All lines featuring the string "content" are to be listed.

[Dataset rows about figures]
(begin)
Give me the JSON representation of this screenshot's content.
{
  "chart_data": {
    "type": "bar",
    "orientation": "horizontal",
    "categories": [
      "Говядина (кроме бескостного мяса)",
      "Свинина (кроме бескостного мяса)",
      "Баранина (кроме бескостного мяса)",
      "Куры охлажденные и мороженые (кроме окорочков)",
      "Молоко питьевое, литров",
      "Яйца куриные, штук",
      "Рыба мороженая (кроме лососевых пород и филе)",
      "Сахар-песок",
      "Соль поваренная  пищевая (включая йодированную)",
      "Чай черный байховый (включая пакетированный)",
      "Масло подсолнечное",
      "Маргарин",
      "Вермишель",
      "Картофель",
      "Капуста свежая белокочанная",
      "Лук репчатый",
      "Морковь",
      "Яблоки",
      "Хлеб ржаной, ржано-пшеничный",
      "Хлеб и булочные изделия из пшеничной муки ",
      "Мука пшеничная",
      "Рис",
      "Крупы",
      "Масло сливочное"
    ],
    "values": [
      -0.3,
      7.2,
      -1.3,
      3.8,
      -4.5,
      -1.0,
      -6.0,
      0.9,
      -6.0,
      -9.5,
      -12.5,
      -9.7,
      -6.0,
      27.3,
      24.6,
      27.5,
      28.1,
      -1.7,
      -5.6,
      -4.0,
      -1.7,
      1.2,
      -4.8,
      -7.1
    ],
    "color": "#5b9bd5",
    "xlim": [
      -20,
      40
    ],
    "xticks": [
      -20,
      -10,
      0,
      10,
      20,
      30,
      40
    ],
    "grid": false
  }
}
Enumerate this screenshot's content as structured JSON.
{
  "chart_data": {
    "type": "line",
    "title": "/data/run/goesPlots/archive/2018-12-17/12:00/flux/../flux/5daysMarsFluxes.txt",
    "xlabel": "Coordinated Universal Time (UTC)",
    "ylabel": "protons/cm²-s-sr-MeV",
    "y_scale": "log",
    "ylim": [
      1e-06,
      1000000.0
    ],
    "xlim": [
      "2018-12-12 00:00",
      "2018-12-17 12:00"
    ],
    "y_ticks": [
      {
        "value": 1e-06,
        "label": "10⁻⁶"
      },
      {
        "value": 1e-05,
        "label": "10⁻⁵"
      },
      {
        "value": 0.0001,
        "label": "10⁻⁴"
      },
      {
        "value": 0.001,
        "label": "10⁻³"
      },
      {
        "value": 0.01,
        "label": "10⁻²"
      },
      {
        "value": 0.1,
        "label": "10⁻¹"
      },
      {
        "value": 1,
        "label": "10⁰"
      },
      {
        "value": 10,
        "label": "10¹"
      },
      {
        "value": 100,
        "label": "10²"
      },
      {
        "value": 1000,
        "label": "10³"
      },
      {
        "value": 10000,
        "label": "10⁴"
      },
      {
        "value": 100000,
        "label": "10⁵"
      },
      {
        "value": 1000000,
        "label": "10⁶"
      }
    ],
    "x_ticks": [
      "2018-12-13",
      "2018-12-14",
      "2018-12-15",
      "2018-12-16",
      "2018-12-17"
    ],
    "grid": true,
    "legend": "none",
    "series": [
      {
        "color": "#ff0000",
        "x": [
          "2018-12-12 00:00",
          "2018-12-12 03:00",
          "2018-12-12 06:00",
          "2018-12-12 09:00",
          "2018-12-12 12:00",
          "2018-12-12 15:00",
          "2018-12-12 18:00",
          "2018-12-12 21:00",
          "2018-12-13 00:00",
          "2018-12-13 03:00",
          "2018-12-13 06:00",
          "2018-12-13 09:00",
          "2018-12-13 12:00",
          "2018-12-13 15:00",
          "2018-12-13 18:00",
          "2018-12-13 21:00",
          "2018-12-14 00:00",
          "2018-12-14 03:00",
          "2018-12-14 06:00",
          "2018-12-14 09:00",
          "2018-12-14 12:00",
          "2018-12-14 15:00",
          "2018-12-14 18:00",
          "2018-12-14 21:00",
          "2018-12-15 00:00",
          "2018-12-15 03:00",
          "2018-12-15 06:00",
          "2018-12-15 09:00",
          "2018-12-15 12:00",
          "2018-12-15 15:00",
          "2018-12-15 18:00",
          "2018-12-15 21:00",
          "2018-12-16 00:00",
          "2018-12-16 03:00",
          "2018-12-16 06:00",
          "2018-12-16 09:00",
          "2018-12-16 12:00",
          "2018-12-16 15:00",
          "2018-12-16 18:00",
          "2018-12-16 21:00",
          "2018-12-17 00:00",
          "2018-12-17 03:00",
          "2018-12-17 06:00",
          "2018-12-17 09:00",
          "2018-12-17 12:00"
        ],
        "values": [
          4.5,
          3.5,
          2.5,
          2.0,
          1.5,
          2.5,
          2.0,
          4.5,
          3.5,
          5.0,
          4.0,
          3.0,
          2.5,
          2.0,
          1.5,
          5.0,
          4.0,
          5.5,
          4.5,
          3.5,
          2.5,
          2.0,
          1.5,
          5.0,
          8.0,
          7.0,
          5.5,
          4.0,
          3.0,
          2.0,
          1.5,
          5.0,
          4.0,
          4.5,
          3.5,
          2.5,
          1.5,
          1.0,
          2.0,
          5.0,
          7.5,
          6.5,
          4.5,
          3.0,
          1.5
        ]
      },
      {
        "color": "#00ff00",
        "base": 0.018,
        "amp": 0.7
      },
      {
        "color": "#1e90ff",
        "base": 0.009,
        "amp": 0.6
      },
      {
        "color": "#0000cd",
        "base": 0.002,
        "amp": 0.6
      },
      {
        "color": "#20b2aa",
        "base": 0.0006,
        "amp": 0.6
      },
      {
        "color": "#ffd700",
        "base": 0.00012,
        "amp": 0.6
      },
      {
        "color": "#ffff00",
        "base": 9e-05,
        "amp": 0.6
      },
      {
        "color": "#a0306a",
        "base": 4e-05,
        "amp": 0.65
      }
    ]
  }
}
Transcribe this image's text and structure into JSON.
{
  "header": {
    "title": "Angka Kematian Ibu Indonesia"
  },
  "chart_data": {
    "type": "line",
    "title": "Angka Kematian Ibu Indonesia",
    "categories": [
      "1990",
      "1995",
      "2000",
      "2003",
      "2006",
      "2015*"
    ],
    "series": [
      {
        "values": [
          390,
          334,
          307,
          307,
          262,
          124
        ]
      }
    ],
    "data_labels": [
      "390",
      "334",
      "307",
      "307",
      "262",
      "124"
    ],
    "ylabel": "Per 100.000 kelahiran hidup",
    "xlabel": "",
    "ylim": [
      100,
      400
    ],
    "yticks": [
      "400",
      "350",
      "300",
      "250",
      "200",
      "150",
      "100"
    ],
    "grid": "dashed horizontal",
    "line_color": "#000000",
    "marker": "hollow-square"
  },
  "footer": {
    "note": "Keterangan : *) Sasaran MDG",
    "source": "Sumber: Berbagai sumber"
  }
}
(end)
*EXERCISE RESULT:*
Give me the JSON representation of this screenshot's content.
Enumerate this screenshot's content as structured JSON.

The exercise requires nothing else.